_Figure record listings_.
Content starts

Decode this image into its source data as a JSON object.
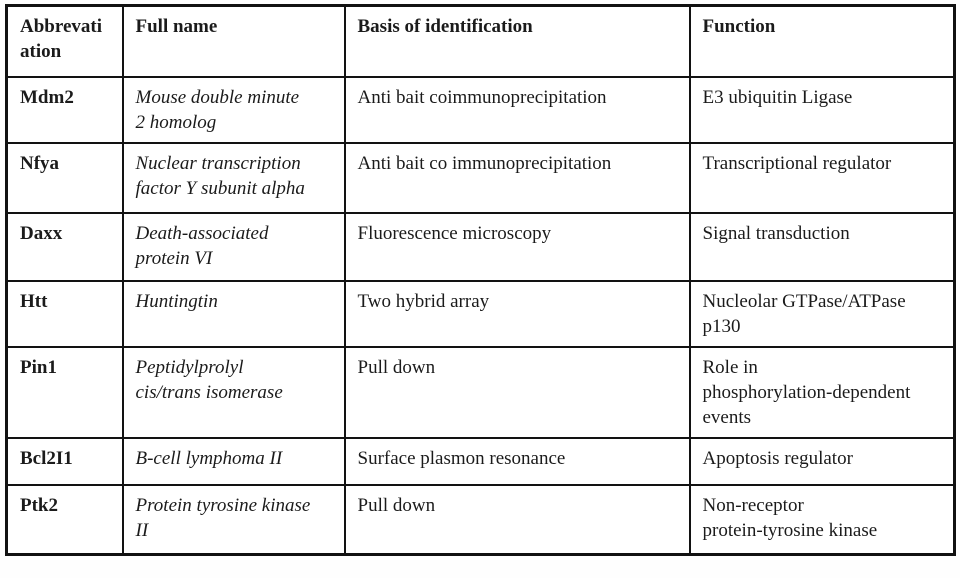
{
  "document": {
    "type": "protein-interaction-table",
    "colors": {
      "text": "#1b1b1b",
      "border": "#121212",
      "background": "#ffffff"
    }
  },
  "table": {
    "headers": {
      "abbreviation": "Abbrevati\nation",
      "full_name": "Full name",
      "basis": "Basis of identification",
      "function": "Function"
    },
    "rows": [
      {
        "abbr": "Mdm2",
        "full_name": "Mouse double minute\n2 homolog",
        "basis": "Anti bait coimmunoprecipitation",
        "function": "E3 ubiquitin Ligase"
      },
      {
        "abbr": "Nfya",
        "full_name": "Nuclear transcription\nfactor Y subunit alpha",
        "basis": "Anti bait co immunoprecipitation",
        "function": "Transcriptional regulator"
      },
      {
        "abbr": "Daxx",
        "full_name": "Death-associated\nprotein VI",
        "basis": "Fluorescence microscopy",
        "function": "Signal transduction"
      },
      {
        "abbr": "Htt",
        "full_name": "Huntingtin",
        "basis": "Two hybrid array",
        "function": "Nucleolar GTPase/ATPase\np130"
      },
      {
        "abbr": "Pin1",
        "full_name": "Peptidylprolyl\ncis/trans isomerase",
        "basis": "Pull down",
        "function": "Role in\nphosphorylation-dependent\nevents"
      },
      {
        "abbr": "Bcl2I1",
        "full_name": "B-cell lymphoma II",
        "basis": "Surface plasmon resonance",
        "function": "Apoptosis regulator"
      },
      {
        "abbr": "Ptk2",
        "full_name": "Protein tyrosine kinase\nII",
        "basis": "Pull down",
        "function": "Non-receptor\nprotein-tyrosine kinase"
      }
    ]
  }
}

Content ends

_Work order_. Word for word, restate the records shown above, minus the pictures.

_Response below_.
Decode this image into its source data as a JSON object.
{
  "document": {
    "type": "protein-interaction-table",
    "colors": {
      "text": "#1b1b1b",
      "border": "#121212",
      "background": "#ffffff"
    }
  },
  "table": {
    "headers": {
      "abbreviation": "Abbrevati\nation",
      "full_name": "Full name",
      "basis": "Basis of identification",
      "function": "Function"
    },
    "rows": [
      {
        "abbr": "Mdm2",
        "full_name": "Mouse double minute\n2 homolog",
        "basis": "Anti bait coimmunoprecipitation",
        "function": "E3 ubiquitin Ligase"
      },
      {
        "abbr": "Nfya",
        "full_name": "Nuclear transcription\nfactor Y subunit alpha",
        "basis": "Anti bait co immunoprecipitation",
        "function": "Transcriptional regulator"
      },
      {
        "abbr": "Daxx",
        "full_name": "Death-associated\nprotein VI",
        "basis": "Fluorescence microscopy",
        "function": "Signal transduction"
      },
      {
        "abbr": "Htt",
        "full_name": "Huntingtin",
        "basis": "Two hybrid array",
        "function": "Nucleolar GTPase/ATPase\np130"
      },
      {
        "abbr": "Pin1",
        "full_name": "Peptidylprolyl\ncis/trans isomerase",
        "basis": "Pull down",
        "function": "Role in\nphosphorylation-dependent\nevents"
      },
      {
        "abbr": "Bcl2I1",
        "full_name": "B-cell lymphoma II",
        "basis": "Surface plasmon resonance",
        "function": "Apoptosis regulator"
      },
      {
        "abbr": "Ptk2",
        "full_name": "Protein tyrosine kinase\nII",
        "basis": "Pull down",
        "function": "Non-receptor\nprotein-tyrosine kinase"
      }
    ]
  }
}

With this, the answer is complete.